__Request__
Pull out from the material below all lines with "spolens".
## begin Dataset
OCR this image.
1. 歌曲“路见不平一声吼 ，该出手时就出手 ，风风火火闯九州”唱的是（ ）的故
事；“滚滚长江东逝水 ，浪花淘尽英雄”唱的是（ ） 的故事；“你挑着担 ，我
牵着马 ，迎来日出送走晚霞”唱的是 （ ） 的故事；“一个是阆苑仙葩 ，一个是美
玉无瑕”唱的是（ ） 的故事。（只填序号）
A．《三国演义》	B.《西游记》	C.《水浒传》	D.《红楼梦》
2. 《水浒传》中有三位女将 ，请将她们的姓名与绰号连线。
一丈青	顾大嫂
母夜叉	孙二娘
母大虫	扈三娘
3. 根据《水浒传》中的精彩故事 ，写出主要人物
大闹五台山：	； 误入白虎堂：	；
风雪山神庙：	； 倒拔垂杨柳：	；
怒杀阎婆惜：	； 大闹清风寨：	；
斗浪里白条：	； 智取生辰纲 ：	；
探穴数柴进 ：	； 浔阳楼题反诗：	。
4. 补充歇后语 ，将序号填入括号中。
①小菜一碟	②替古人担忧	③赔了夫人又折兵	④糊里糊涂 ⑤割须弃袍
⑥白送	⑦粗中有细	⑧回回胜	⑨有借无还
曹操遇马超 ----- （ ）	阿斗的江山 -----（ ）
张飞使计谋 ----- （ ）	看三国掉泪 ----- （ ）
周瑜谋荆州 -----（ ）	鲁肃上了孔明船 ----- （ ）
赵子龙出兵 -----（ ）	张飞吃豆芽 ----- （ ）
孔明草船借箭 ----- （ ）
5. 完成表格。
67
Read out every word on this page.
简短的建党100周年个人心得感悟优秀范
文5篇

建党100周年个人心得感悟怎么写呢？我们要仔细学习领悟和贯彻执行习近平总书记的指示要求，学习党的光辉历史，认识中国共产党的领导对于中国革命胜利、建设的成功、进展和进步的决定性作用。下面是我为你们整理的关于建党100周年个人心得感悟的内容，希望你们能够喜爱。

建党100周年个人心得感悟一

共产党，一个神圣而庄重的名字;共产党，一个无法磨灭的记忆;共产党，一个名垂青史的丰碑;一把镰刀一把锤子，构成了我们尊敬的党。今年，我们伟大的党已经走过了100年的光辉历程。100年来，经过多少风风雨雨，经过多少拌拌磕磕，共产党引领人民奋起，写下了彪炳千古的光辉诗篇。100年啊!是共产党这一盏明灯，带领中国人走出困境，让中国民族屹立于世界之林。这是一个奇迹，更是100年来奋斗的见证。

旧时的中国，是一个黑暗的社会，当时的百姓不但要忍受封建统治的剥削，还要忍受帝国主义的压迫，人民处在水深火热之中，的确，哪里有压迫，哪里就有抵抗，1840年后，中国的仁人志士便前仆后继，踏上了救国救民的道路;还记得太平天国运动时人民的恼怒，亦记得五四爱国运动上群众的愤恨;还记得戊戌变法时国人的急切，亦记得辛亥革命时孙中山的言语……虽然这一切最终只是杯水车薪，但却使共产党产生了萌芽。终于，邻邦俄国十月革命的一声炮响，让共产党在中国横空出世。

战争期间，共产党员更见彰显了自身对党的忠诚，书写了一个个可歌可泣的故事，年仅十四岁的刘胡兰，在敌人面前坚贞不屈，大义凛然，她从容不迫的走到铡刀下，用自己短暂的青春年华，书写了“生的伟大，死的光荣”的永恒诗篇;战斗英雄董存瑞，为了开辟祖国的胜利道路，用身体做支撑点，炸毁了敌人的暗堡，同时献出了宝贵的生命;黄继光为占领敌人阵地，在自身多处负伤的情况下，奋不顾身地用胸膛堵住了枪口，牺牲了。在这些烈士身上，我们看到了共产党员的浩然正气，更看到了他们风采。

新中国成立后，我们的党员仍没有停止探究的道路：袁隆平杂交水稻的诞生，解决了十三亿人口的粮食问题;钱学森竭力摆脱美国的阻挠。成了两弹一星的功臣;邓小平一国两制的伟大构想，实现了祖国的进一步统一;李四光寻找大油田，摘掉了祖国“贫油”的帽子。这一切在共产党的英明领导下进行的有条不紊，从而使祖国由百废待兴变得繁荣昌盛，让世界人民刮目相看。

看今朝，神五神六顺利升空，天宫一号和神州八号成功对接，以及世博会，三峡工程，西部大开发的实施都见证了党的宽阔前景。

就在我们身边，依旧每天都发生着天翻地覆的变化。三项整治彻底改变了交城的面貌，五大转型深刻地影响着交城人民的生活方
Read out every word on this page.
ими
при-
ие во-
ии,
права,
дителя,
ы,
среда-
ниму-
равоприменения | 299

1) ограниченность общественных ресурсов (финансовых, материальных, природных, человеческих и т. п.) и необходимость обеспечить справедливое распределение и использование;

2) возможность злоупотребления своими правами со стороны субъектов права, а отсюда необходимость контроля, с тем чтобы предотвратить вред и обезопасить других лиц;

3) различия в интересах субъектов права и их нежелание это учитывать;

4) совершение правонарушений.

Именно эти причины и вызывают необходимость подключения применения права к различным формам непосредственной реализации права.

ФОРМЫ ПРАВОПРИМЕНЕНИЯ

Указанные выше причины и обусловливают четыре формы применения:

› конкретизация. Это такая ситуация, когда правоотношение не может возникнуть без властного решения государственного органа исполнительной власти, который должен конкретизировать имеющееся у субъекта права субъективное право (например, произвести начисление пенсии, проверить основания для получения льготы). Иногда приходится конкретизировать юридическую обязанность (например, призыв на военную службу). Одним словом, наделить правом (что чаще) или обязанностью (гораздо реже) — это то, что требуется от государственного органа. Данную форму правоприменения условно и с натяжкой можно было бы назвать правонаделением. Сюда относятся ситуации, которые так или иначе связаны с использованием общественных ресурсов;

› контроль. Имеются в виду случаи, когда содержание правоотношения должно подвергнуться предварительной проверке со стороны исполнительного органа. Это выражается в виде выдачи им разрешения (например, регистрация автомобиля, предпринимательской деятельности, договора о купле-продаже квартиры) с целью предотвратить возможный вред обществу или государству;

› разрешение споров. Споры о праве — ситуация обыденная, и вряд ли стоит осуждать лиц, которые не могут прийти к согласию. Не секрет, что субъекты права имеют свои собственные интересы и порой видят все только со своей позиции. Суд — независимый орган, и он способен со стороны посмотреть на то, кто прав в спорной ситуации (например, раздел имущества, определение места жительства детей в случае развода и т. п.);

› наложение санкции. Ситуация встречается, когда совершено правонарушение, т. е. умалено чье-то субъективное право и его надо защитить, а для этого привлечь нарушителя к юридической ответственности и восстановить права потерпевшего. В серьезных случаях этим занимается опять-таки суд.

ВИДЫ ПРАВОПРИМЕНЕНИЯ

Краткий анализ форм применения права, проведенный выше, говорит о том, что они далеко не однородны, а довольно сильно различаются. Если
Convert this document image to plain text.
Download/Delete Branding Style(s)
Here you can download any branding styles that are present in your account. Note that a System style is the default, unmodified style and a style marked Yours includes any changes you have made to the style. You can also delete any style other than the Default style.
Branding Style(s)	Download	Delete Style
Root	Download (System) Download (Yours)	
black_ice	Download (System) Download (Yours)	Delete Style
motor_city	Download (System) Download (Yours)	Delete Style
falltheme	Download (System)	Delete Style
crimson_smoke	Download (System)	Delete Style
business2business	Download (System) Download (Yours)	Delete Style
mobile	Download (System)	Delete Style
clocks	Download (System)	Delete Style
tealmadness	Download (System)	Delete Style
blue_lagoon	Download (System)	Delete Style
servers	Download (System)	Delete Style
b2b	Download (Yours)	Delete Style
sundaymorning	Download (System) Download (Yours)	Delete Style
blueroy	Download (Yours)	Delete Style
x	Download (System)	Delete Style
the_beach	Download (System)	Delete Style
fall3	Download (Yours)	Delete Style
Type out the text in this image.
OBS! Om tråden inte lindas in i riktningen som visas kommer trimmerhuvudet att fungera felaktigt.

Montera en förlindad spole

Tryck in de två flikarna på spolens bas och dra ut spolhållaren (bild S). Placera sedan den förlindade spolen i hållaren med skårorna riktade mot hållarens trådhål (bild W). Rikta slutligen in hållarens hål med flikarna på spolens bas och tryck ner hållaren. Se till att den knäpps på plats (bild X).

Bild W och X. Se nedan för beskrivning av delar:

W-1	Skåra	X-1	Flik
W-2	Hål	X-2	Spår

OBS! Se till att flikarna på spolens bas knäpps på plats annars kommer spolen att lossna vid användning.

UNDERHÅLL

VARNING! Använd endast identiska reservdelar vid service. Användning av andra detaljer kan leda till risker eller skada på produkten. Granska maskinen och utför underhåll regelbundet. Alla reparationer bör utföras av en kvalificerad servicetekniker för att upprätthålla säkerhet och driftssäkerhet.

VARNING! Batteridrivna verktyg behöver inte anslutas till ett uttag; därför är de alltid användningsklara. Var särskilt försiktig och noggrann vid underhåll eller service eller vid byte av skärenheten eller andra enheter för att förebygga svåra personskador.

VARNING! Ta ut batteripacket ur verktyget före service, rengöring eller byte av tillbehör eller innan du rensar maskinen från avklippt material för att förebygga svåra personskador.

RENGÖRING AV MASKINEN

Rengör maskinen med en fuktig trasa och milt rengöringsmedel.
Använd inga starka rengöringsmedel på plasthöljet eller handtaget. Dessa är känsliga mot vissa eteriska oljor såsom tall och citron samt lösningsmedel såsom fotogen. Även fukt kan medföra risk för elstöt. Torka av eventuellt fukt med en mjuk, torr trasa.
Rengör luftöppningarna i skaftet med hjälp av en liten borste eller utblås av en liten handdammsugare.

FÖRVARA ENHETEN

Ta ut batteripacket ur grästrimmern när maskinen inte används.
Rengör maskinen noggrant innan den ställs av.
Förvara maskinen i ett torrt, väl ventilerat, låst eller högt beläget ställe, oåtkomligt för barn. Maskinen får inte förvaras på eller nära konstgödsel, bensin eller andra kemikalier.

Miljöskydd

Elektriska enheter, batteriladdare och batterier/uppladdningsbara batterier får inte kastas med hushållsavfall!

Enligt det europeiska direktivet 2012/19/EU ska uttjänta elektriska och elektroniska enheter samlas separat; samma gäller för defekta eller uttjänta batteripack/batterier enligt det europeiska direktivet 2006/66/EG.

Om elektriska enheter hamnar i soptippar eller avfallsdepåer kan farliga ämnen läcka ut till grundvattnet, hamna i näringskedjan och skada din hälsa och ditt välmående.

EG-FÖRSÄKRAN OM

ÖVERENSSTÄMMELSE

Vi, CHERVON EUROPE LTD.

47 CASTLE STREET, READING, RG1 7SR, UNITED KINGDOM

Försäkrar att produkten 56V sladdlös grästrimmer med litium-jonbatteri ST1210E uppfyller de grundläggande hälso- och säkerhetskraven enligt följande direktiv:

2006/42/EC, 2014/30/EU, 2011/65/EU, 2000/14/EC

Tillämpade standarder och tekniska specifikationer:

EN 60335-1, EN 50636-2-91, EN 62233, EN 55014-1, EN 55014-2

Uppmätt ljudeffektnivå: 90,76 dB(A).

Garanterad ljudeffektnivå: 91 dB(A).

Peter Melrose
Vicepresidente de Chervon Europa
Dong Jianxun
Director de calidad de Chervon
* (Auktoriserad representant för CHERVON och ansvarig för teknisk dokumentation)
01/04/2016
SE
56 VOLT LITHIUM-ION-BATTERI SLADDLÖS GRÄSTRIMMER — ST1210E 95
## end Dataset
__Exercise solution__
Tryck in de två flikarna på spolens bas och dra ut spolhållaren (bild S). Placera sedan den förlindade spolen i hållaren med skårorna riktade mot hållarens trådhål (bild W). Rikta slutligen in hållarens hål med flikarna på spolens bas och tryck ner hållaren. Se till att den knäpps på plats (bild X).
OBS! Se till att flikarna på spolens bas knäpps på plats annars kommer spolen att lossna vid användning.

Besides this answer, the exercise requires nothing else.